Stored data entries:
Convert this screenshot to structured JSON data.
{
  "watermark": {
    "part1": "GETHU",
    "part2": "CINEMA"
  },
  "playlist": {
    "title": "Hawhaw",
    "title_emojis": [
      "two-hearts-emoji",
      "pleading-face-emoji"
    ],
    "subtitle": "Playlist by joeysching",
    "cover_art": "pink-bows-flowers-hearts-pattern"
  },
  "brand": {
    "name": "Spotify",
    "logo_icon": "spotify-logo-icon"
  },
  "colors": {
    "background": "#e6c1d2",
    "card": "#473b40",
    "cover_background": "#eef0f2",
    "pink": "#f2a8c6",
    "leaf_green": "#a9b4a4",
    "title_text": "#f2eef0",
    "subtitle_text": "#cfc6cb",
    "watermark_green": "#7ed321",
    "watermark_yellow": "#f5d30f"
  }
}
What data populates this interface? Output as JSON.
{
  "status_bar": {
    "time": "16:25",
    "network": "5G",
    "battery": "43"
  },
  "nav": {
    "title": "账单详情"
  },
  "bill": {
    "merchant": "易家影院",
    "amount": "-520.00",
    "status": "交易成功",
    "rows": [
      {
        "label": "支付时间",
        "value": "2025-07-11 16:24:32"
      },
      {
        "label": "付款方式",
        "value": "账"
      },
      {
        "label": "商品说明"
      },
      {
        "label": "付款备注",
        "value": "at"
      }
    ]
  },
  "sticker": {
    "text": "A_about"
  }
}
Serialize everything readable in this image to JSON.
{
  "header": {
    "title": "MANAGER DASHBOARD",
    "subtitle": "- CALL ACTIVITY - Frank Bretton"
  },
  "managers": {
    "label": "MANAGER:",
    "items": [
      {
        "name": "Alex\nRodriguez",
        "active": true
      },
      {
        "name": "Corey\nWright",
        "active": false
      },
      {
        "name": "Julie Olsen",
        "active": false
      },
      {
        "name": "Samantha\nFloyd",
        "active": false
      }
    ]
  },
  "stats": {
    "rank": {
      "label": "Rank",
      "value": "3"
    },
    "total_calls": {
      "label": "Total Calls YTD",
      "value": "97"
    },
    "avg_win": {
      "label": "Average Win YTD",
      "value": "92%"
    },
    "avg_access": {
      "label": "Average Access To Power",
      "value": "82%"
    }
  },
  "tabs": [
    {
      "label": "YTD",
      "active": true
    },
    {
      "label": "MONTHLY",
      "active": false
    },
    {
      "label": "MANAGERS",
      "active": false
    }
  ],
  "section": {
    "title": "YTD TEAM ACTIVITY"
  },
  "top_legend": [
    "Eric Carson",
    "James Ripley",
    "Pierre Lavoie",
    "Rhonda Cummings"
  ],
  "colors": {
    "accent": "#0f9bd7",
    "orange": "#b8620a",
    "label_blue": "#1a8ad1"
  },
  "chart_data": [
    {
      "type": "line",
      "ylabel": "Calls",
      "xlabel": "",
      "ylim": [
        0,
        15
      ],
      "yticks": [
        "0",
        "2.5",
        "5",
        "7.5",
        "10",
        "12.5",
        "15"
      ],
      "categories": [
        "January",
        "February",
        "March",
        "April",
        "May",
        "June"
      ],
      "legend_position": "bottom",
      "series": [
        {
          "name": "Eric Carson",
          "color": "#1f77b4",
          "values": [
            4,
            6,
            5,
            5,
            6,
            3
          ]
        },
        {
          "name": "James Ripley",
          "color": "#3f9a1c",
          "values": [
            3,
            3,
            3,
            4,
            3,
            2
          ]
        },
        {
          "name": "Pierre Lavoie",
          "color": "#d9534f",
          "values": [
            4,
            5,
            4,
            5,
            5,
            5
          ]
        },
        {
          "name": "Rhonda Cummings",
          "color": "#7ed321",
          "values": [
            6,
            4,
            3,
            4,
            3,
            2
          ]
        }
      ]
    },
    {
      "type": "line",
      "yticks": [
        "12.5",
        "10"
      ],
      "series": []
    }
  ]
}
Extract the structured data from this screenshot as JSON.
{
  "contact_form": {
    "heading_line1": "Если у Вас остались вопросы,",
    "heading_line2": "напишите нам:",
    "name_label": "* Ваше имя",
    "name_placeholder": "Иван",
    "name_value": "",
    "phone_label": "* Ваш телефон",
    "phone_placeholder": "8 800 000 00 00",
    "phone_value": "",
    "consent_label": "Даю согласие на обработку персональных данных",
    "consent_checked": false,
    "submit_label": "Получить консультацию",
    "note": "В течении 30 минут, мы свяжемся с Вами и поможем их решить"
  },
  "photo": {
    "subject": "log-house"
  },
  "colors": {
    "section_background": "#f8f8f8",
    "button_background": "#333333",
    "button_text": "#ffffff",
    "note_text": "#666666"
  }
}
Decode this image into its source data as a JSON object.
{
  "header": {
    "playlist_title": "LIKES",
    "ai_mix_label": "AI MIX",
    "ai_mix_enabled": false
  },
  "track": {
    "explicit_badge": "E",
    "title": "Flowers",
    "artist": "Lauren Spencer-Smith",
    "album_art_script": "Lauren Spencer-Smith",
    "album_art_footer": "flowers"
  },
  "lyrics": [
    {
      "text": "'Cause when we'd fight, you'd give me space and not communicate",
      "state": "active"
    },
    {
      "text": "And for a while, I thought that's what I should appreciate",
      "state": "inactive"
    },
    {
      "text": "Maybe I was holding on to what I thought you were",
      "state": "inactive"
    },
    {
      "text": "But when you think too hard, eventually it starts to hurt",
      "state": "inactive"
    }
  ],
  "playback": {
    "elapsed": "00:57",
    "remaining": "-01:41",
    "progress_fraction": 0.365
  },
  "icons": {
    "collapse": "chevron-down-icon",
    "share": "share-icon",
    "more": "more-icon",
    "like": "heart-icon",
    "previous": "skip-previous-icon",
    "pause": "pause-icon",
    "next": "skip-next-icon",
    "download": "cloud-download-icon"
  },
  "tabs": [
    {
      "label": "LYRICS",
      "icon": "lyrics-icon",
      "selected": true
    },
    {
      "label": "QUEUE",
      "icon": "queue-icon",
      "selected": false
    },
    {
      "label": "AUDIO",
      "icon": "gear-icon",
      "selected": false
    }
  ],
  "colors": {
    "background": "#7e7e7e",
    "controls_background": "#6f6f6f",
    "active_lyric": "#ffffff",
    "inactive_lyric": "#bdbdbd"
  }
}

**Requirement:** Using the listing above, please repeat every entry exactly.

**Solution to the problem:**
Convert this screenshot to structured JSON data.
{
  "watermark": {
    "part1": "GETHU",
    "part2": "CINEMA"
  },
  "playlist": {
    "title": "Hawhaw",
    "title_emojis": [
      "two-hearts-emoji",
      "pleading-face-emoji"
    ],
    "subtitle": "Playlist by joeysching",
    "cover_art": "pink-bows-flowers-hearts-pattern"
  },
  "brand": {
    "name": "Spotify",
    "logo_icon": "spotify-logo-icon"
  },
  "colors": {
    "background": "#e6c1d2",
    "card": "#473b40",
    "cover_background": "#eef0f2",
    "pink": "#f2a8c6",
    "leaf_green": "#a9b4a4",
    "title_text": "#f2eef0",
    "subtitle_text": "#cfc6cb",
    "watermark_green": "#7ed321",
    "watermark_yellow": "#f5d30f"
  }
}
What data populates this interface? Output as JSON.
{
  "status_bar": {
    "time": "16:25",
    "network": "5G",
    "battery": "43"
  },
  "nav": {
    "title": "账单详情"
  },
  "bill": {
    "merchant": "易家影院",
    "amount": "-520.00",
    "status": "交易成功",
    "rows": [
      {
        "label": "支付时间",
        "value": "2025-07-11 16:24:32"
      },
      {
        "label": "付款方式",
        "value": "账"
      },
      {
        "label": "商品说明"
      },
      {
        "label": "付款备注",
        "value": "at"
      }
    ]
  },
  "sticker": {
    "text": "A_about"
  }
}
Serialize everything readable in this image to JSON.
{
  "header": {
    "title": "MANAGER DASHBOARD",
    "subtitle": "- CALL ACTIVITY - Frank Bretton"
  },
  "managers": {
    "label": "MANAGER:",
    "items": [
      {
        "name": "Alex\nRodriguez",
        "active": true
      },
      {
        "name": "Corey\nWright",
        "active": false
      },
      {
        "name": "Julie Olsen",
        "active": false
      },
      {
        "name": "Samantha\nFloyd",
        "active": false
      }
    ]
  },
  "stats": {
    "rank": {
      "label": "Rank",
      "value": "3"
    },
    "total_calls": {
      "label": "Total Calls YTD",
      "value": "97"
    },
    "avg_win": {
      "label": "Average Win YTD",
      "value": "92%"
    },
    "avg_access": {
      "label": "Average Access To Power",
      "value": "82%"
    }
  },
  "tabs": [
    {
      "label": "YTD",
      "active": true
    },
    {
      "label": "MONTHLY",
      "active": false
    },
    {
      "label": "MANAGERS",
      "active": false
    }
  ],
  "section": {
    "title": "YTD TEAM ACTIVITY"
  },
  "top_legend": [
    "Eric Carson",
    "James Ripley",
    "Pierre Lavoie",
    "Rhonda Cummings"
  ],
  "colors": {
    "accent": "#0f9bd7",
    "orange": "#b8620a",
    "label_blue": "#1a8ad1"
  },
  "chart_data": [
    {
      "type": "line",
      "ylabel": "Calls",
      "xlabel": "",
      "ylim": [
        0,
        15
      ],
      "yticks": [
        "0",
        "2.5",
        "5",
        "7.5",
        "10",
        "12.5",
        "15"
      ],
      "categories": [
        "January",
        "February",
        "March",
        "April",
        "May",
        "June"
      ],
      "legend_position": "bottom",
      "series": [
        {
          "name": "Eric Carson",
          "color": "#1f77b4",
          "values": [
            4,
            6,
            5,
            5,
            6,
            3
          ]
        },
        {
          "name": "James Ripley",
          "color": "#3f9a1c",
          "values": [
            3,
            3,
            3,
            4,
            3,
            2
          ]
        },
        {
          "name": "Pierre Lavoie",
          "color": "#d9534f",
          "values": [
            4,
            5,
            4,
            5,
            5,
            5
          ]
        },
        {
          "name": "Rhonda Cummings",
          "color": "#7ed321",
          "values": [
            6,
            4,
            3,
            4,
            3,
            2
          ]
        }
      ]
    },
    {
      "type": "line",
      "yticks": [
        "12.5",
        "10"
      ],
      "series": []
    }
  ]
}
Extract the structured data from this screenshot as JSON.
{
  "contact_form": {
    "heading_line1": "Если у Вас остались вопросы,",
    "heading_line2": "напишите нам:",
    "name_label": "* Ваше имя",
    "name_placeholder": "Иван",
    "name_value": "",
    "phone_label": "* Ваш телефон",
    "phone_placeholder": "8 800 000 00 00",
    "phone_value": "",
    "consent_label": "Даю согласие на обработку персональных данных",
    "consent_checked": false,
    "submit_label": "Получить консультацию",
    "note": "В течении 30 минут, мы свяжемся с Вами и поможем их решить"
  },
  "photo": {
    "subject": "log-house"
  },
  "colors": {
    "section_background": "#f8f8f8",
    "button_background": "#333333",
    "button_text": "#ffffff",
    "note_text": "#666666"
  }
}
Decode this image into its source data as a JSON object.
{
  "header": {
    "playlist_title": "LIKES",
    "ai_mix_label": "AI MIX",
    "ai_mix_enabled": false
  },
  "track": {
    "explicit_badge": "E",
    "title": "Flowers",
    "artist": "Lauren Spencer-Smith",
    "album_art_script": "Lauren Spencer-Smith",
    "album_art_footer": "flowers"
  },
  "lyrics": [
    {
      "text": "'Cause when we'd fight, you'd give me space and not communicate",
      "state": "active"
    },
    {
      "text": "And for a while, I thought that's what I should appreciate",
      "state": "inactive"
    },
    {
      "text": "Maybe I was holding on to what I thought you were",
      "state": "inactive"
    },
    {
      "text": "But when you think too hard, eventually it starts to hurt",
      "state": "inactive"
    }
  ],
  "playback": {
    "elapsed": "00:57",
    "remaining": "-01:41",
    "progress_fraction": 0.365
  },
  "icons": {
    "collapse": "chevron-down-icon",
    "share": "share-icon",
    "more": "more-icon",
    "like": "heart-icon",
    "previous": "skip-previous-icon",
    "pause": "pause-icon",
    "next": "skip-next-icon",
    "download": "cloud-download-icon"
  },
  "tabs": [
    {
      "label": "LYRICS",
      "icon": "lyrics-icon",
      "selected": true
    },
    {
      "label": "QUEUE",
      "icon": "queue-icon",
      "selected": false
    },
    {
      "label": "AUDIO",
      "icon": "gear-icon",
      "selected": false
    }
  ],
  "colors": {
    "background": "#7e7e7e",
    "controls_background": "#6f6f6f",
    "active_lyric": "#ffffff",
    "inactive_lyric": "#bdbdbd"
  }
}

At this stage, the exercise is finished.